> [TASK STATEMENT] Which lines below hold the word "days"? Copy all of them.

= = =

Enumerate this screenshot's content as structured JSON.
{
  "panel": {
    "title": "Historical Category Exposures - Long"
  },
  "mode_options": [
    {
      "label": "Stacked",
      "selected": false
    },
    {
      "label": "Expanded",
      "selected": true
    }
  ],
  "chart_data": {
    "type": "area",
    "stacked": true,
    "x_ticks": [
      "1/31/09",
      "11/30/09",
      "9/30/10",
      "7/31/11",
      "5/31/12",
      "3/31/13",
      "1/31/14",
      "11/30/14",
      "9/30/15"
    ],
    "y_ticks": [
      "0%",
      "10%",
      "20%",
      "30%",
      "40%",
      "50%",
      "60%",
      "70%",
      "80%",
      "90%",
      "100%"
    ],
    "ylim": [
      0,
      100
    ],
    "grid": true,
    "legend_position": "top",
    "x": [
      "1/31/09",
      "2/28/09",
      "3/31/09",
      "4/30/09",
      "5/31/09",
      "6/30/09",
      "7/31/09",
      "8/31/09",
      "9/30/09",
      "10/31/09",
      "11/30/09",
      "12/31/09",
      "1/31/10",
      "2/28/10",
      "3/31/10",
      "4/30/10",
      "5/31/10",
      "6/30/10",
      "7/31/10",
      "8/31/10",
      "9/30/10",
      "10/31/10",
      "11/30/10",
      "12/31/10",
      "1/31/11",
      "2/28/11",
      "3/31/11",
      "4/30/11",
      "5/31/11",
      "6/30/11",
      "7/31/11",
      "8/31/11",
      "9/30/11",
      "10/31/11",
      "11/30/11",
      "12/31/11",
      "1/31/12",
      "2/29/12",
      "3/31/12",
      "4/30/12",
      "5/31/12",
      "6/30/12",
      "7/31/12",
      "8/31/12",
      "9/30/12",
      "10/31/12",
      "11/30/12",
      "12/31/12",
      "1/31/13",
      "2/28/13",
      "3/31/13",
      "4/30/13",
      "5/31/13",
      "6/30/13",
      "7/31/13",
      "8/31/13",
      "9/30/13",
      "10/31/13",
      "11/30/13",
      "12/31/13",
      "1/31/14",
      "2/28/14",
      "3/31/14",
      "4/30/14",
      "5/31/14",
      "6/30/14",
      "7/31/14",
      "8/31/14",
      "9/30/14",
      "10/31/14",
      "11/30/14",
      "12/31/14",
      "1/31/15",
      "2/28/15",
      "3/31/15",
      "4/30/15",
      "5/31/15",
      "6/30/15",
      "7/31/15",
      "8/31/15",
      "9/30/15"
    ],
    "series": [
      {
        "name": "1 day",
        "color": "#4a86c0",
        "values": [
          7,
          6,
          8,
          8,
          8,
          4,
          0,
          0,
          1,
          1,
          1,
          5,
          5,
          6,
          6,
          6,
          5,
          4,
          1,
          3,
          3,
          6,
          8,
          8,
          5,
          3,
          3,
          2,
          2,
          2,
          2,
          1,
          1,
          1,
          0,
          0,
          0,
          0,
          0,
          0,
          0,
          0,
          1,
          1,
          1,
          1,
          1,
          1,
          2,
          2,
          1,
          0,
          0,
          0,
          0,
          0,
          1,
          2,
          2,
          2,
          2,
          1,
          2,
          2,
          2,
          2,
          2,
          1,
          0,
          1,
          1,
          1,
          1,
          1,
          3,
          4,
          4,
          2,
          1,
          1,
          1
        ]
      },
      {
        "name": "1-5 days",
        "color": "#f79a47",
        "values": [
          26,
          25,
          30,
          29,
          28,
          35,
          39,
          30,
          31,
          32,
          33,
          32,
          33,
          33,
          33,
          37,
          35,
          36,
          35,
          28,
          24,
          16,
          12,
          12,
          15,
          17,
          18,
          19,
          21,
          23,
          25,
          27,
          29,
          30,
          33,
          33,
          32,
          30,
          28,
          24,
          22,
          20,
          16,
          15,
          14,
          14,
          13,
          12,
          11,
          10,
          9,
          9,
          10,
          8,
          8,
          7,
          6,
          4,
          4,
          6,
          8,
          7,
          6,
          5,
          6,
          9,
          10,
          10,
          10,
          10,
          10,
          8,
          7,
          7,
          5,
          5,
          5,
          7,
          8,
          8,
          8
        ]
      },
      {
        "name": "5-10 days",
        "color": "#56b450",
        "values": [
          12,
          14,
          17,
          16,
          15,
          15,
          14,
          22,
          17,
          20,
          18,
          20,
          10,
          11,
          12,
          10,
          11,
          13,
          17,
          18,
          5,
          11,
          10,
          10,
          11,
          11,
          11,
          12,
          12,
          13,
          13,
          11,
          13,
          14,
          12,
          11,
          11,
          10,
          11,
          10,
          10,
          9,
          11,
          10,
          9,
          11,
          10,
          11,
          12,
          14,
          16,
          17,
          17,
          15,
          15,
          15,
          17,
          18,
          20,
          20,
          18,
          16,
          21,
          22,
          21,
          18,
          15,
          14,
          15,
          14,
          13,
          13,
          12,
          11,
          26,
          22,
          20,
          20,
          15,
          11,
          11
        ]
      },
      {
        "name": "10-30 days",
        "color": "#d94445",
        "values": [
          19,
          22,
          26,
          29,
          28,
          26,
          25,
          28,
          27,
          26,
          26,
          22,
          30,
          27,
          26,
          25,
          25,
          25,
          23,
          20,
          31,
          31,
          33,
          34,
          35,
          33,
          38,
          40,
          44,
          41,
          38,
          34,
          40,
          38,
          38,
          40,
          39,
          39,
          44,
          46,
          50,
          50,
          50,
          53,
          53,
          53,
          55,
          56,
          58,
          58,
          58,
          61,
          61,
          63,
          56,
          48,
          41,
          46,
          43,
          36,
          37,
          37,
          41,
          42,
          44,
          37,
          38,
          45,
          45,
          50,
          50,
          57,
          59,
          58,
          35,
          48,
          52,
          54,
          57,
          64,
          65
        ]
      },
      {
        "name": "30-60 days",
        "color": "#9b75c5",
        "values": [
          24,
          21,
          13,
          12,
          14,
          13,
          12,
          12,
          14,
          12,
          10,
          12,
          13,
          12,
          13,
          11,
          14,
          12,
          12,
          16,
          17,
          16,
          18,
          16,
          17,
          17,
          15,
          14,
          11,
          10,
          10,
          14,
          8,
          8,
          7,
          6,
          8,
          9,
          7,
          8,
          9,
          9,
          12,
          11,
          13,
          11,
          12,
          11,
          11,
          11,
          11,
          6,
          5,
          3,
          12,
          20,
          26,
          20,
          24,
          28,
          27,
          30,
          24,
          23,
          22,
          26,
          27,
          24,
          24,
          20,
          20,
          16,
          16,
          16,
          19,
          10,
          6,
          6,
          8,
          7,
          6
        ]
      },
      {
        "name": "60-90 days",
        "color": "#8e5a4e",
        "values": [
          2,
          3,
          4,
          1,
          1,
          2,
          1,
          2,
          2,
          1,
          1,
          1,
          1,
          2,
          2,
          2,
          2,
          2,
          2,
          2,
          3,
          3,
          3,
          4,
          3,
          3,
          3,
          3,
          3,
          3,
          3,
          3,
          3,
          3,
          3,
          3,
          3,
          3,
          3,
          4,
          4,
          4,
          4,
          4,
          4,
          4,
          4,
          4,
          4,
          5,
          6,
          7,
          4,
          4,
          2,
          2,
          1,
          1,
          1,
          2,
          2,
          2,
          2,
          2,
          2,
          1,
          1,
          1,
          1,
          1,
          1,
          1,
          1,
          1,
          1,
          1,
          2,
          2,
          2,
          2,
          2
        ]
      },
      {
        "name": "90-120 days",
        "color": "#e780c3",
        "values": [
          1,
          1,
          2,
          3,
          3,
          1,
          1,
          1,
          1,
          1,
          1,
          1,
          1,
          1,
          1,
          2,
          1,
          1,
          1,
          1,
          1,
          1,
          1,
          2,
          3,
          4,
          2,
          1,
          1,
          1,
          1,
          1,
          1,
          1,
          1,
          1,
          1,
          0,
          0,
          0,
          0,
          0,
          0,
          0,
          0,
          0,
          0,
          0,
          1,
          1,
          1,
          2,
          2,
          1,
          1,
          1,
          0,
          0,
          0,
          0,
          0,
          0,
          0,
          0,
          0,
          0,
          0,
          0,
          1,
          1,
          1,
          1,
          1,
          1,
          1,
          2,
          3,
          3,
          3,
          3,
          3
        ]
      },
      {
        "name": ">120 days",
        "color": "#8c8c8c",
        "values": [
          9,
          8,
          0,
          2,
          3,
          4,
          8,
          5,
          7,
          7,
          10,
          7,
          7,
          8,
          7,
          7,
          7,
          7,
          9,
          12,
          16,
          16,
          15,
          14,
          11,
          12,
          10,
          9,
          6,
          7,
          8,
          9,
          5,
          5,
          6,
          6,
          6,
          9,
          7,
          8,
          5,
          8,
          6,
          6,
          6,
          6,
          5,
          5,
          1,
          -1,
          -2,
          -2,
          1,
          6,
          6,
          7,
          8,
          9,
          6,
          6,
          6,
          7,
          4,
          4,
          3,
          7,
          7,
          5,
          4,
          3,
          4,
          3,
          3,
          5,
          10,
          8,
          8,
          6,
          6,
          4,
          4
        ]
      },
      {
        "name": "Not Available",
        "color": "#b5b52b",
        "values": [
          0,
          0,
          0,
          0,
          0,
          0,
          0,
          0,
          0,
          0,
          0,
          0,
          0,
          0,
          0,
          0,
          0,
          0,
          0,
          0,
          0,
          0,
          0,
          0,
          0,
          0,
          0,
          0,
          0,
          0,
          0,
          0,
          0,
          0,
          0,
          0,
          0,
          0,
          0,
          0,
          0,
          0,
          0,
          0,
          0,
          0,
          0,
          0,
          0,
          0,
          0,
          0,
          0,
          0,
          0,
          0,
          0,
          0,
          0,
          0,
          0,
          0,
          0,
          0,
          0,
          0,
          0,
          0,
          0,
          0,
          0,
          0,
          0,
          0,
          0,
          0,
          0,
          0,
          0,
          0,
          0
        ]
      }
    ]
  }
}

= = =

> [SOLUTION FOR THIS PROBLEM]
        "name": "1-5 days",
        "name": "5-10 days",
        "name": "10-30 days",
        "name": "30-60 days",
        "name": "60-90 days",
        "name": "90-120 days",
        "name": ">120 days",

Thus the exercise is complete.